Extracted data entries:
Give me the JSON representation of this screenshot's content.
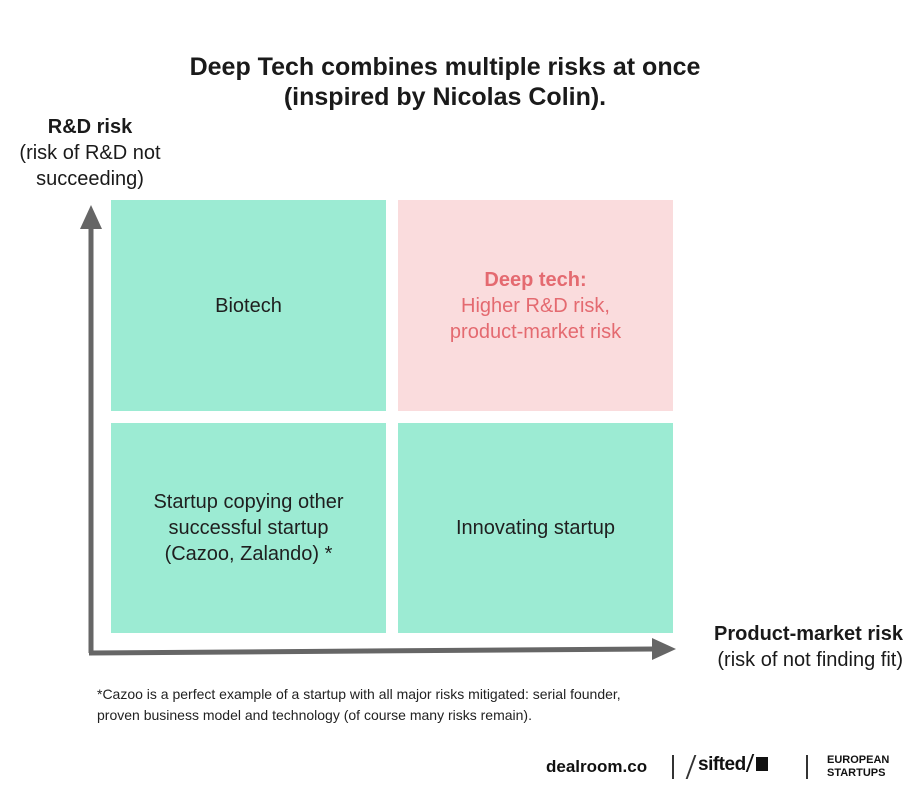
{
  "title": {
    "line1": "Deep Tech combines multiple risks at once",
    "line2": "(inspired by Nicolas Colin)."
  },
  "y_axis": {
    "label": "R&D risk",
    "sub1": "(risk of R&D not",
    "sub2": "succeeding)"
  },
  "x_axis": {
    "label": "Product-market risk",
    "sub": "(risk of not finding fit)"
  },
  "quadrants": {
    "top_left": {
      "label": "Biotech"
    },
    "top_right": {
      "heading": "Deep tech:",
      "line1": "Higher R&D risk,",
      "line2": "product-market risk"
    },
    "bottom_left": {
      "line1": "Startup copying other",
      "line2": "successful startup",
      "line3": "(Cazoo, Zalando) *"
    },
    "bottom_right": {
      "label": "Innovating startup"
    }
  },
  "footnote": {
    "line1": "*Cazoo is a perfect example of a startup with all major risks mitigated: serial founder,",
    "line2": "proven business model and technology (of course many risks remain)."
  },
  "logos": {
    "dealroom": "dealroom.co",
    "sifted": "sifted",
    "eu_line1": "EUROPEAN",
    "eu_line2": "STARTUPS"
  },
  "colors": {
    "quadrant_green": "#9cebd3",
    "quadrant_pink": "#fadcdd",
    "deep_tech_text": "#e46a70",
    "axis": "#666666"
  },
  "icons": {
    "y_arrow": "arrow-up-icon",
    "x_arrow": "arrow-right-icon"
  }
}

...

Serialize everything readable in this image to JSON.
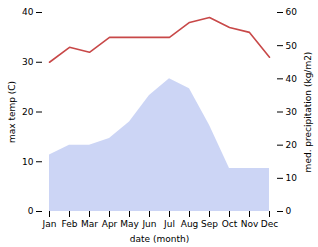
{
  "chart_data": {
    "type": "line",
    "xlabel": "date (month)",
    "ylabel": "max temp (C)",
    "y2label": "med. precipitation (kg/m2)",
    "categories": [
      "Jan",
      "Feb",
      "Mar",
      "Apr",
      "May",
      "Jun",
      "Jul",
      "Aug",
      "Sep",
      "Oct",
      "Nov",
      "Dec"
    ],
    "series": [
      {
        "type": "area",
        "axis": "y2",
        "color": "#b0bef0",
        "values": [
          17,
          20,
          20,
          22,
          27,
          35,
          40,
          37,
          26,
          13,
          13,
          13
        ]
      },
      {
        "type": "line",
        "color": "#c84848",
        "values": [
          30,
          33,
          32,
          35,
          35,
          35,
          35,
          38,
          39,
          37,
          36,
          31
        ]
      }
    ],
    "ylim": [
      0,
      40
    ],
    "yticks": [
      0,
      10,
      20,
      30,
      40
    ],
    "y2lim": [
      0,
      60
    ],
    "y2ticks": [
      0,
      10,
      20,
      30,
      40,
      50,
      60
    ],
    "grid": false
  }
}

| TASK DIRECTIONS |
From the listing, copy each line containing the word "this".

| WRITTEN RESPONSE |
Give me the JSON representation of this screenshot's content.
Serialize everything readable in this image to JSON.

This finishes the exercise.